►
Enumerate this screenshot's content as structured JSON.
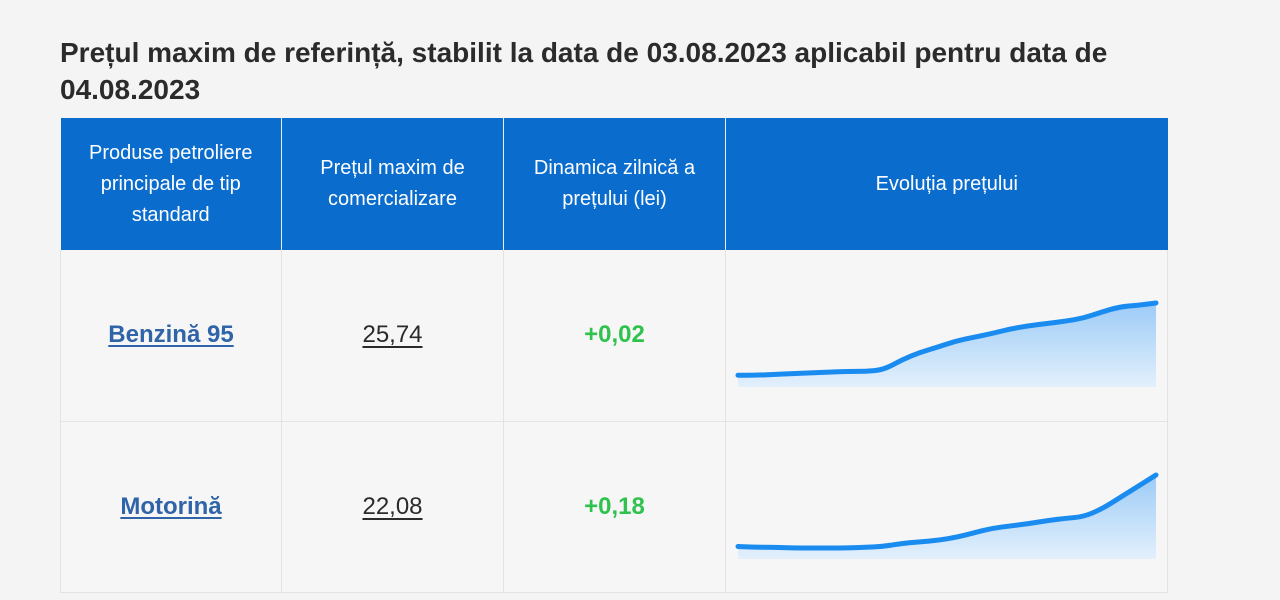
{
  "title": "Prețul maxim de referință, stabilit la data de 03.08.2023 aplicabil pentru data de 04.08.2023",
  "table": {
    "headers": [
      "Produse petroliere principale de tip standard",
      "Prețul maxim de comercializare",
      "Dinamica zilnică a prețului (lei)",
      "Evoluția prețului"
    ],
    "rows": [
      {
        "product": "Benzină 95",
        "price": "25,74",
        "change": "+0,02",
        "trend": [
          0.05,
          0.05,
          0.06,
          0.07,
          0.08,
          0.09,
          0.1,
          0.1,
          0.12,
          0.25,
          0.35,
          0.42,
          0.5,
          0.55,
          0.6,
          0.66,
          0.7,
          0.73,
          0.76,
          0.8,
          0.88,
          0.95,
          0.97,
          1.0
        ]
      },
      {
        "product": "Motorină",
        "price": "22,08",
        "change": "+0,18",
        "trend": [
          0.06,
          0.05,
          0.05,
          0.04,
          0.04,
          0.04,
          0.04,
          0.05,
          0.06,
          0.1,
          0.12,
          0.14,
          0.18,
          0.24,
          0.3,
          0.33,
          0.36,
          0.4,
          0.43,
          0.45,
          0.55,
          0.7,
          0.85,
          1.0
        ]
      }
    ]
  },
  "colors": {
    "header_bg": "#0a6ccd",
    "link": "#2f64a8",
    "change_positive": "#2fc24d",
    "spark_line": "#1a8cf0",
    "spark_fill_top": "#9ccbf7",
    "spark_fill_bottom": "#e3f0fc"
  }
}
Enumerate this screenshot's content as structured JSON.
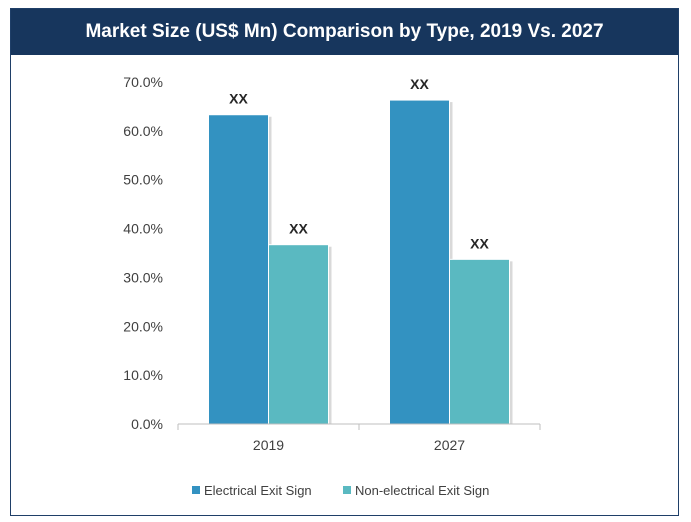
{
  "title": "Market Size (US$ Mn) Comparison by Type, 2019 Vs. 2027",
  "colors": {
    "title_bg": "#17365d",
    "electrical": "#3392c1",
    "non_electrical": "#5ab9c1"
  },
  "chart_data": {
    "type": "bar",
    "title": "Market Size (US$ Mn) Comparison by Type, 2019 Vs. 2027",
    "categories": [
      "2019",
      "2027"
    ],
    "series": [
      {
        "name": "Electrical Exit Sign",
        "values": [
          63.3,
          66.3
        ],
        "data_labels": [
          "XX",
          "XX"
        ]
      },
      {
        "name": "Non-electrical Exit Sign",
        "values": [
          36.7,
          33.7
        ],
        "data_labels": [
          "XX",
          "XX"
        ]
      }
    ],
    "ylim": [
      0,
      70
    ],
    "yticks": [
      0,
      10,
      20,
      30,
      40,
      50,
      60,
      70
    ],
    "ytick_labels": [
      "0.0%",
      "10.0%",
      "20.0%",
      "30.0%",
      "40.0%",
      "50.0%",
      "60.0%",
      "70.0%"
    ],
    "xlabel": "",
    "ylabel": "",
    "grid": false,
    "legend_position": "bottom"
  }
}
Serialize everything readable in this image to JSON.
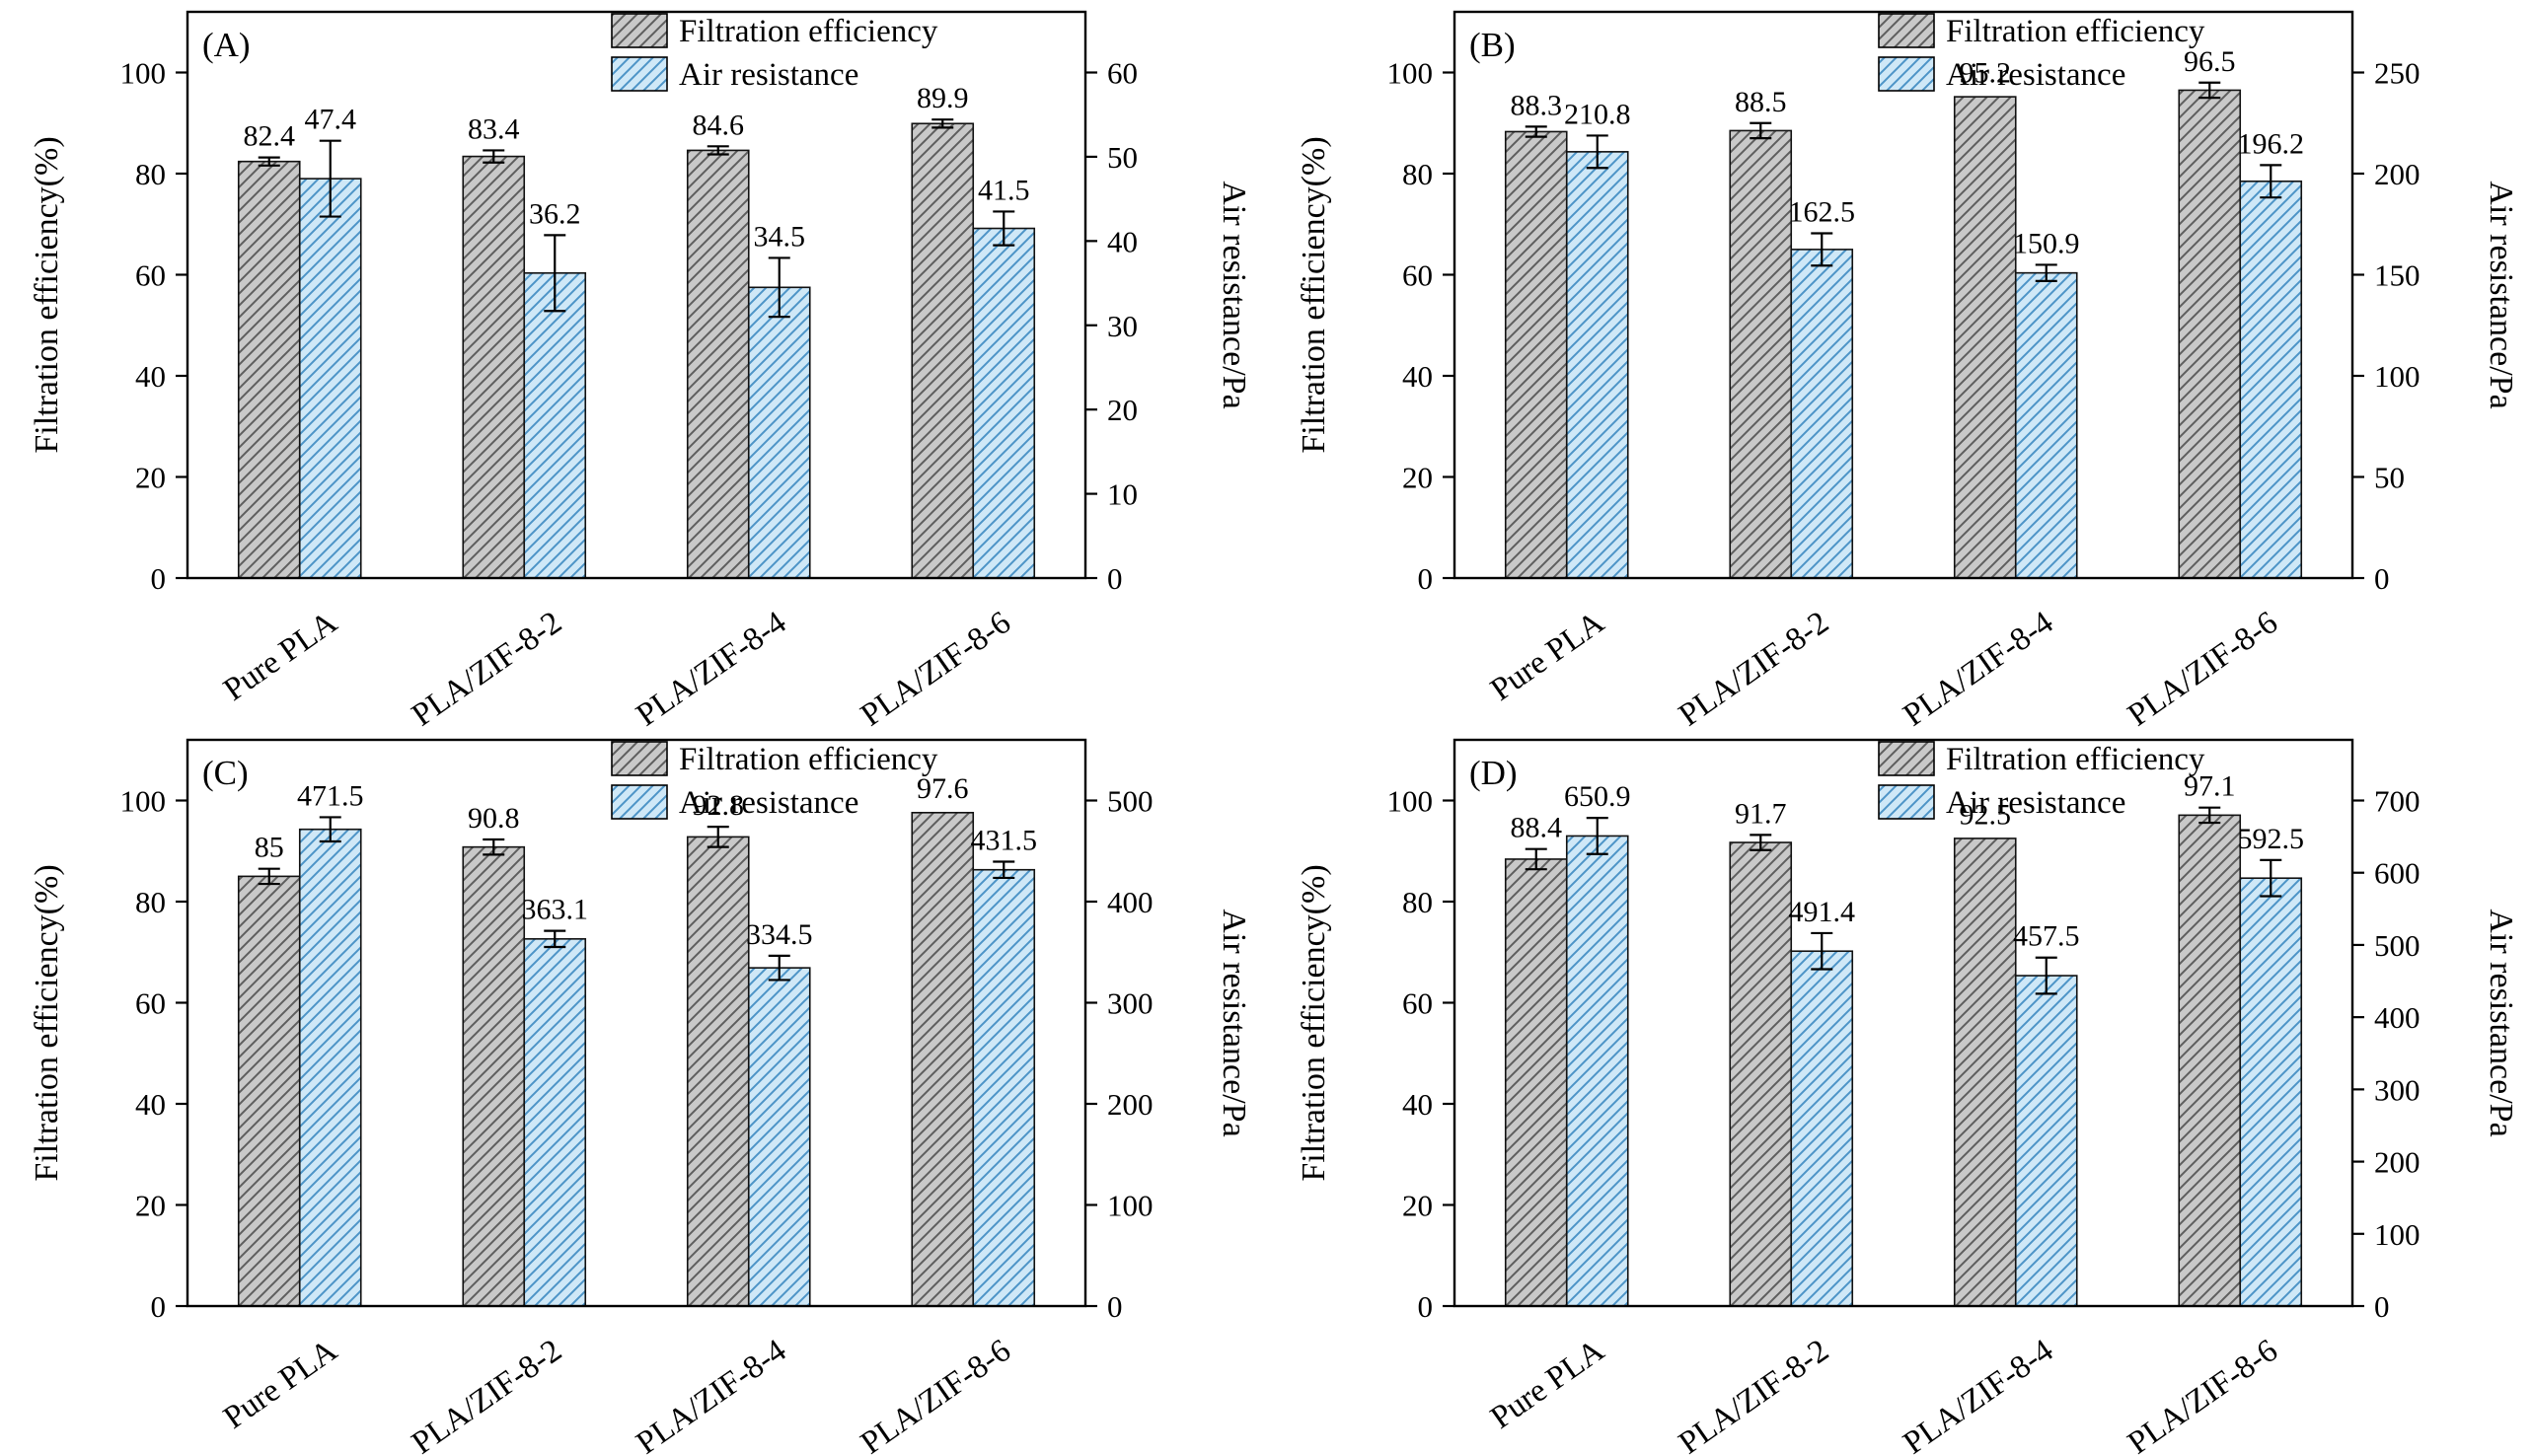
{
  "figure": {
    "background": "#ffffff"
  },
  "colors": {
    "filtration_fill": "#c9c9c9",
    "filtration_hatch": "#5e5e5e",
    "air_fill": "#cfe8f7",
    "air_hatch": "#4d94c7",
    "bar_stroke": "#111111",
    "axis": "#000000",
    "text": "#000000"
  },
  "chart_data": [
    {
      "type": "bar",
      "panel_label": "(A)",
      "categories": [
        "Pure PLA",
        "PLA/ZIF-8-2",
        "PLA/ZIF-8-4",
        "PLA/ZIF-8-6"
      ],
      "left_axis": {
        "label": "Filtration efficiency(%)",
        "ticks": [
          0,
          20,
          40,
          60,
          80,
          100
        ]
      },
      "right_axis": {
        "label": "Air resistance/Pa",
        "ticks": [
          0,
          10,
          20,
          30,
          40,
          50,
          60
        ]
      },
      "series": [
        {
          "name": "Filtration efficiency",
          "axis": "left",
          "values": [
            82.4,
            83.4,
            84.6,
            89.9
          ],
          "errors": [
            0.8,
            1.2,
            0.8,
            0.8
          ]
        },
        {
          "name": "Air resistance",
          "axis": "right",
          "values": [
            47.4,
            36.2,
            34.5,
            41.5
          ],
          "errors": [
            4.5,
            4.5,
            3.5,
            2
          ]
        }
      ]
    },
    {
      "type": "bar",
      "panel_label": "(B)",
      "categories": [
        "Pure PLA",
        "PLA/ZIF-8-2",
        "PLA/ZIF-8-4",
        "PLA/ZIF-8-6"
      ],
      "left_axis": {
        "label": "Filtration efficiency(%)",
        "ticks": [
          0,
          20,
          40,
          60,
          80,
          100
        ]
      },
      "right_axis": {
        "label": "Air resistance/Pa",
        "ticks": [
          0,
          50,
          100,
          150,
          200,
          250
        ]
      },
      "series": [
        {
          "name": "Filtration efficiency",
          "axis": "left",
          "values": [
            88.3,
            88.5,
            95.2,
            96.5
          ],
          "errors": [
            1.0,
            1.5,
            0.5,
            1.5
          ]
        },
        {
          "name": "Air resistance",
          "axis": "right",
          "values": [
            210.8,
            162.5,
            150.9,
            196.2
          ],
          "errors": [
            8,
            8,
            4,
            8
          ]
        }
      ]
    },
    {
      "type": "bar",
      "panel_label": "(C)",
      "categories": [
        "Pure PLA",
        "PLA/ZIF-8-2",
        "PLA/ZIF-8-4",
        "PLA/ZIF-8-6"
      ],
      "left_axis": {
        "label": "Filtration efficiency(%)",
        "ticks": [
          0,
          20,
          40,
          60,
          80,
          100
        ]
      },
      "right_axis": {
        "label": "Air resistance/Pa",
        "ticks": [
          0,
          100,
          200,
          300,
          400,
          500
        ]
      },
      "series": [
        {
          "name": "Filtration efficiency",
          "axis": "left",
          "values": [
            85,
            90.8,
            92.8,
            97.6
          ],
          "errors": [
            1.5,
            1.5,
            2,
            0.5
          ]
        },
        {
          "name": "Air resistance",
          "axis": "right",
          "values": [
            471.5,
            363.1,
            334.5,
            431.5
          ],
          "errors": [
            12,
            8,
            12,
            8
          ]
        }
      ]
    },
    {
      "type": "bar",
      "panel_label": "(D)",
      "categories": [
        "Pure PLA",
        "PLA/ZIF-8-2",
        "PLA/ZIF-8-4",
        "PLA/ZIF-8-6"
      ],
      "left_axis": {
        "label": "Filtration efficiency(%)",
        "ticks": [
          0,
          20,
          40,
          60,
          80,
          100
        ]
      },
      "right_axis": {
        "label": "Air resistance/Pa",
        "ticks": [
          0,
          100,
          200,
          300,
          400,
          500,
          600,
          700
        ]
      },
      "series": [
        {
          "name": "Filtration efficiency",
          "axis": "left",
          "values": [
            88.4,
            91.7,
            92.5,
            97.1
          ],
          "errors": [
            2,
            1.5,
            0.5,
            1.5
          ]
        },
        {
          "name": "Air resistance",
          "axis": "right",
          "values": [
            650.9,
            491.4,
            457.5,
            592.5
          ],
          "errors": [
            25,
            25,
            25,
            25
          ]
        }
      ]
    }
  ]
}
◄
§ Stated goal:
Retype the whole listing exactly and leave the pictures out.

§ Solution:
Enumerate this screenshot's content as structured JSON.
{
  "title": "Prețul maxim de referință, stabilit la data de 03.08.2023 aplicabil pentru data de 04.08.2023",
  "table": {
    "headers": [
      "Produse petroliere principale de tip standard",
      "Prețul maxim de comercializare",
      "Dinamica zilnică a prețului (lei)",
      "Evoluția prețului"
    ],
    "rows": [
      {
        "product": "Benzină 95",
        "price": "25,74",
        "change": "+0,02",
        "trend": [
          0.05,
          0.05,
          0.06,
          0.07,
          0.08,
          0.09,
          0.1,
          0.1,
          0.12,
          0.25,
          0.35,
          0.42,
          0.5,
          0.55,
          0.6,
          0.66,
          0.7,
          0.73,
          0.76,
          0.8,
          0.88,
          0.95,
          0.97,
          1.0
        ]
      },
      {
        "product": "Motorină",
        "price": "22,08",
        "change": "+0,18",
        "trend": [
          0.06,
          0.05,
          0.05,
          0.04,
          0.04,
          0.04,
          0.04,
          0.05,
          0.06,
          0.1,
          0.12,
          0.14,
          0.18,
          0.24,
          0.3,
          0.33,
          0.36,
          0.4,
          0.43,
          0.45,
          0.55,
          0.7,
          0.85,
          1.0
        ]
      }
    ]
  },
  "colors": {
    "header_bg": "#0a6ccd",
    "link": "#2f64a8",
    "change_positive": "#2fc24d",
    "spark_line": "#1a8cf0",
    "spark_fill_top": "#9ccbf7",
    "spark_fill_bottom": "#e3f0fc"
  }
}
Enumerate this screenshot's content as structured JSON.
{
  "title": "Market Size (US$ Mn) Comparison by Type, 2019 Vs. 2027",
  "colors": {
    "title_bg": "#17365d",
    "electrical": "#3392c1",
    "non_electrical": "#5ab9c1"
  },
  "chart_data": {
    "type": "bar",
    "title": "Market Size (US$ Mn) Comparison by Type, 2019 Vs. 2027",
    "categories": [
      "2019",
      "2027"
    ],
    "series": [
      {
        "name": "Electrical Exit Sign",
        "values": [
          63.3,
          66.3
        ],
        "data_labels": [
          "XX",
          "XX"
        ]
      },
      {
        "name": "Non-electrical Exit Sign",
        "values": [
          36.7,
          33.7
        ],
        "data_labels": [
          "XX",
          "XX"
        ]
      }
    ],
    "ylim": [
      0,
      70
    ],
    "yticks": [
      0,
      10,
      20,
      30,
      40,
      50,
      60,
      70
    ],
    "ytick_labels": [
      "0.0%",
      "10.0%",
      "20.0%",
      "30.0%",
      "40.0%",
      "50.0%",
      "60.0%",
      "70.0%"
    ],
    "xlabel": "",
    "ylabel": "",
    "grid": false,
    "legend_position": "bottom"
  }
}
Serialize everything readable in this image to JSON.
{
  "figure": {
    "background": "#ffffff"
  },
  "colors": {
    "filtration_fill": "#c9c9c9",
    "filtration_hatch": "#5e5e5e",
    "air_fill": "#cfe8f7",
    "air_hatch": "#4d94c7",
    "bar_stroke": "#111111",
    "axis": "#000000",
    "text": "#000000"
  },
  "chart_data": [
    {
      "type": "bar",
      "panel_label": "(A)",
      "categories": [
        "Pure PLA",
        "PLA/ZIF-8-2",
        "PLA/ZIF-8-4",
        "PLA/ZIF-8-6"
      ],
      "left_axis": {
        "label": "Filtration efficiency(%)",
        "ticks": [
          0,
          20,
          40,
          60,
          80,
          100
        ]
      },
      "right_axis": {
        "label": "Air resistance/Pa",
        "ticks": [
          0,
          10,
          20,
          30,
          40,
          50,
          60
        ]
      },
      "series": [
        {
          "name": "Filtration efficiency",
          "axis": "left",
          "values": [
            82.4,
            83.4,
            84.6,
            89.9
          ],
          "errors": [
            0.8,
            1.2,
            0.8,
            0.8
          ]
        },
        {
          "name": "Air resistance",
          "axis": "right",
          "values": [
            47.4,
            36.2,
            34.5,
            41.5
          ],
          "errors": [
            4.5,
            4.5,
            3.5,
            2
          ]
        }
      ]
    },
    {
      "type": "bar",
      "panel_label": "(B)",
      "categories": [
        "Pure PLA",
        "PLA/ZIF-8-2",
        "PLA/ZIF-8-4",
        "PLA/ZIF-8-6"
      ],
      "left_axis": {
        "label": "Filtration efficiency(%)",
        "ticks": [
          0,
          20,
          40,
          60,
          80,
          100
        ]
      },
      "right_axis": {
        "label": "Air resistance/Pa",
        "ticks": [
          0,
          50,
          100,
          150,
          200,
          250
        ]
      },
      "series": [
        {
          "name": "Filtration efficiency",
          "axis": "left",
          "values": [
            88.3,
            88.5,
            95.2,
            96.5
          ],
          "errors": [
            1.0,
            1.5,
            0.5,
            1.5
          ]
        },
        {
          "name": "Air resistance",
          "axis": "right",
          "values": [
            210.8,
            162.5,
            150.9,
            196.2
          ],
          "errors": [
            8,
            8,
            4,
            8
          ]
        }
      ]
    },
    {
      "type": "bar",
      "panel_label": "(C)",
      "categories": [
        "Pure PLA",
        "PLA/ZIF-8-2",
        "PLA/ZIF-8-4",
        "PLA/ZIF-8-6"
      ],
      "left_axis": {
        "label": "Filtration efficiency(%)",
        "ticks": [
          0,
          20,
          40,
          60,
          80,
          100
        ]
      },
      "right_axis": {
        "label": "Air resistance/Pa",
        "ticks": [
          0,
          100,
          200,
          300,
          400,
          500
        ]
      },
      "series": [
        {
          "name": "Filtration efficiency",
          "axis": "left",
          "values": [
            85,
            90.8,
            92.8,
            97.6
          ],
          "errors": [
            1.5,
            1.5,
            2,
            0.5
          ]
        },
        {
          "name": "Air resistance",
          "axis": "right",
          "values": [
            471.5,
            363.1,
            334.5,
            431.5
          ],
          "errors": [
            12,
            8,
            12,
            8
          ]
        }
      ]
    },
    {
      "type": "bar",
      "panel_label": "(D)",
      "categories": [
        "Pure PLA",
        "PLA/ZIF-8-2",
        "PLA/ZIF-8-4",
        "PLA/ZIF-8-6"
      ],
      "left_axis": {
        "label": "Filtration efficiency(%)",
        "ticks": [
          0,
          20,
          40,
          60,
          80,
          100
        ]
      },
      "right_axis": {
        "label": "Air resistance/Pa",
        "ticks": [
          0,
          100,
          200,
          300,
          400,
          500,
          600,
          700
        ]
      },
      "series": [
        {
          "name": "Filtration efficiency",
          "axis": "left",
          "values": [
            88.4,
            91.7,
            92.5,
            97.1
          ],
          "errors": [
            2,
            1.5,
            0.5,
            1.5
          ]
        },
        {
          "name": "Air resistance",
          "axis": "right",
          "values": [
            650.9,
            491.4,
            457.5,
            592.5
          ],
          "errors": [
            25,
            25,
            25,
            25
          ]
        }
      ]
    }
  ]
}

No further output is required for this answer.